* THE PROBLEM: Your task is to extract every entry that follows word for word while excluding the pictures.

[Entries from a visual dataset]
* BEGIN *

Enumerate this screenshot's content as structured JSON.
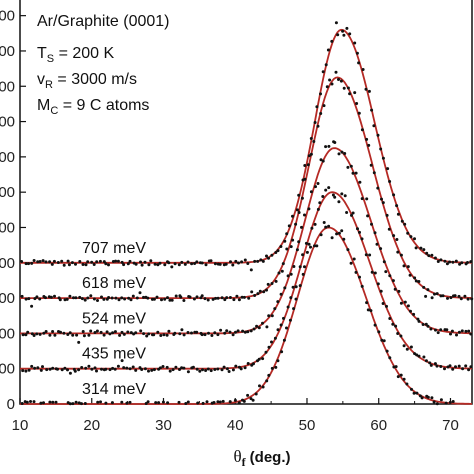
{
  "chart_data": {
    "type": "scatter",
    "title": "",
    "xlabel_symbol": "θ",
    "xlabel_sub": "f",
    "xlabel_rest": "(deg.)",
    "ylabel": "",
    "xlim": [
      10,
      73
    ],
    "ylim": [
      0,
      2300
    ],
    "x_ticks": [
      10,
      20,
      30,
      40,
      50,
      60,
      70
    ],
    "y_tick_labels": [
      "0",
      "00",
      "00",
      "00",
      "00",
      "00",
      "00",
      "00",
      "00",
      "00",
      "00",
      "00"
    ],
    "annotations": [
      {
        "main": "Ar/Graphite (0001)",
        "sub": "",
        "tail": ""
      },
      {
        "main": "T",
        "sub": "S",
        "tail": " = 200 K"
      },
      {
        "main": "v",
        "sub": "R",
        "tail": " = 3000 m/s"
      },
      {
        "main": "M",
        "sub": "C",
        "tail": " = 9 C atoms"
      }
    ],
    "series": [
      {
        "name": "314 meV",
        "baseline": 0,
        "peak_x": 53.0,
        "amplitude": 1000,
        "sigma_left": 4.3,
        "sigma_right": 5.2
      },
      {
        "name": "435 meV",
        "baseline": 200,
        "peak_x": 53.5,
        "amplitude": 1000,
        "sigma_left": 4.2,
        "sigma_right": 5.2
      },
      {
        "name": "524 meV",
        "baseline": 400,
        "peak_x": 53.8,
        "amplitude": 1050,
        "sigma_left": 4.1,
        "sigma_right": 5.1
      },
      {
        "name": "618 meV",
        "baseline": 600,
        "peak_x": 54.2,
        "amplitude": 1250,
        "sigma_left": 3.9,
        "sigma_right": 4.9
      },
      {
        "name": "707 meV",
        "baseline": 800,
        "peak_x": 54.8,
        "amplitude": 1320,
        "sigma_left": 3.7,
        "sigma_right": 4.6
      }
    ],
    "colors": {
      "fit_line": "#b52a25",
      "points": "#111111",
      "axis": "#111111"
    }
  }
}
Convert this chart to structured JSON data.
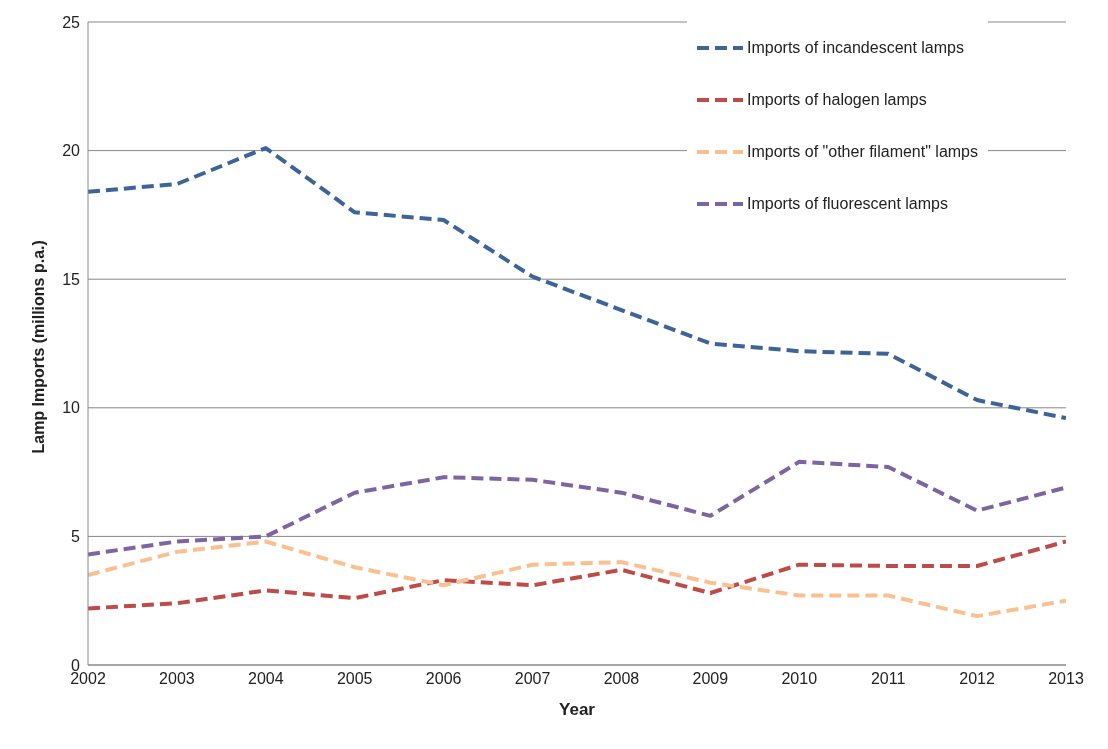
{
  "chart_data": {
    "type": "line",
    "xlabel": "Year",
    "ylabel": "Lamp Imports (millions p.a.)",
    "x": [
      2002,
      2003,
      2004,
      2005,
      2006,
      2007,
      2008,
      2009,
      2010,
      2011,
      2012,
      2013
    ],
    "series": [
      {
        "name": "Imports of incandescent lamps",
        "color": "#3c6499",
        "values": [
          18.4,
          18.7,
          20.1,
          17.6,
          17.3,
          15.1,
          13.8,
          12.5,
          12.2,
          12.1,
          10.3,
          9.6
        ]
      },
      {
        "name": "Imports of halogen lamps",
        "color": "#be4b48",
        "values": [
          2.2,
          2.4,
          2.9,
          2.6,
          3.3,
          3.1,
          3.7,
          2.8,
          3.9,
          3.85,
          3.85,
          4.8
        ]
      },
      {
        "name": "Imports of \"other filament\" lamps",
        "color": "#fac08f",
        "values": [
          3.5,
          4.4,
          4.8,
          3.8,
          3.1,
          3.9,
          4.0,
          3.2,
          2.7,
          2.7,
          1.9,
          2.5
        ]
      },
      {
        "name": "Imports of fluorescent lamps",
        "color": "#7f64a2",
        "values": [
          4.3,
          4.8,
          5.0,
          6.7,
          7.3,
          7.2,
          6.7,
          5.8,
          7.9,
          7.7,
          6.0,
          6.9
        ]
      }
    ],
    "xlim": [
      2002,
      2013
    ],
    "xticks": [
      2002,
      2003,
      2004,
      2005,
      2006,
      2007,
      2008,
      2009,
      2010,
      2011,
      2012,
      2013
    ],
    "ylim": [
      0,
      25
    ],
    "yticks": [
      0,
      5,
      10,
      15,
      20,
      25
    ],
    "grid": "y",
    "legend": "top right",
    "marker": "none",
    "line_style": "dashed"
  }
}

* END *

* WORKED ANSWER:
Enumerate this screenshot's content as structured JSON.
{
  "chart_data": {
    "type": "scatter",
    "title": "",
    "xlabel_symbol": "θ",
    "xlabel_sub": "f",
    "xlabel_rest": "(deg.)",
    "ylabel": "",
    "xlim": [
      10,
      73
    ],
    "ylim": [
      0,
      2300
    ],
    "x_ticks": [
      10,
      20,
      30,
      40,
      50,
      60,
      70
    ],
    "y_tick_labels": [
      "0",
      "00",
      "00",
      "00",
      "00",
      "00",
      "00",
      "00",
      "00",
      "00",
      "00",
      "00"
    ],
    "annotations": [
      {
        "main": "Ar/Graphite (0001)",
        "sub": "",
        "tail": ""
      },
      {
        "main": "T",
        "sub": "S",
        "tail": " = 200 K"
      },
      {
        "main": "v",
        "sub": "R",
        "tail": " = 3000 m/s"
      },
      {
        "main": "M",
        "sub": "C",
        "tail": " = 9 C atoms"
      }
    ],
    "series": [
      {
        "name": "314 meV",
        "baseline": 0,
        "peak_x": 53.0,
        "amplitude": 1000,
        "sigma_left": 4.3,
        "sigma_right": 5.2
      },
      {
        "name": "435 meV",
        "baseline": 200,
        "peak_x": 53.5,
        "amplitude": 1000,
        "sigma_left": 4.2,
        "sigma_right": 5.2
      },
      {
        "name": "524 meV",
        "baseline": 400,
        "peak_x": 53.8,
        "amplitude": 1050,
        "sigma_left": 4.1,
        "sigma_right": 5.1
      },
      {
        "name": "618 meV",
        "baseline": 600,
        "peak_x": 54.2,
        "amplitude": 1250,
        "sigma_left": 3.9,
        "sigma_right": 4.9
      },
      {
        "name": "707 meV",
        "baseline": 800,
        "peak_x": 54.8,
        "amplitude": 1320,
        "sigma_left": 3.7,
        "sigma_right": 4.6
      }
    ],
    "colors": {
      "fit_line": "#b52a25",
      "points": "#111111",
      "axis": "#111111"
    }
  }
}
Convert this chart to structured JSON data.
{
  "chart_data": {
    "type": "line",
    "xlabel": "Year",
    "ylabel": "Lamp Imports (millions p.a.)",
    "x": [
      2002,
      2003,
      2004,
      2005,
      2006,
      2007,
      2008,
      2009,
      2010,
      2011,
      2012,
      2013
    ],
    "series": [
      {
        "name": "Imports of incandescent lamps",
        "color": "#3c6499",
        "values": [
          18.4,
          18.7,
          20.1,
          17.6,
          17.3,
          15.1,
          13.8,
          12.5,
          12.2,
          12.1,
          10.3,
          9.6
        ]
      },
      {
        "name": "Imports of halogen lamps",
        "color": "#be4b48",
        "values": [
          2.2,
          2.4,
          2.9,
          2.6,
          3.3,
          3.1,
          3.7,
          2.8,
          3.9,
          3.85,
          3.85,
          4.8
        ]
      },
      {
        "name": "Imports of \"other filament\" lamps",
        "color": "#fac08f",
        "values": [
          3.5,
          4.4,
          4.8,
          3.8,
          3.1,
          3.9,
          4.0,
          3.2,
          2.7,
          2.7,
          1.9,
          2.5
        ]
      },
      {
        "name": "Imports of fluorescent lamps",
        "color": "#7f64a2",
        "values": [
          4.3,
          4.8,
          5.0,
          6.7,
          7.3,
          7.2,
          6.7,
          5.8,
          7.9,
          7.7,
          6.0,
          6.9
        ]
      }
    ],
    "xlim": [
      2002,
      2013
    ],
    "xticks": [
      2002,
      2003,
      2004,
      2005,
      2006,
      2007,
      2008,
      2009,
      2010,
      2011,
      2012,
      2013
    ],
    "ylim": [
      0,
      25
    ],
    "yticks": [
      0,
      5,
      10,
      15,
      20,
      25
    ],
    "grid": "y",
    "legend": "top right",
    "marker": "none",
    "line_style": "dashed"
  }
}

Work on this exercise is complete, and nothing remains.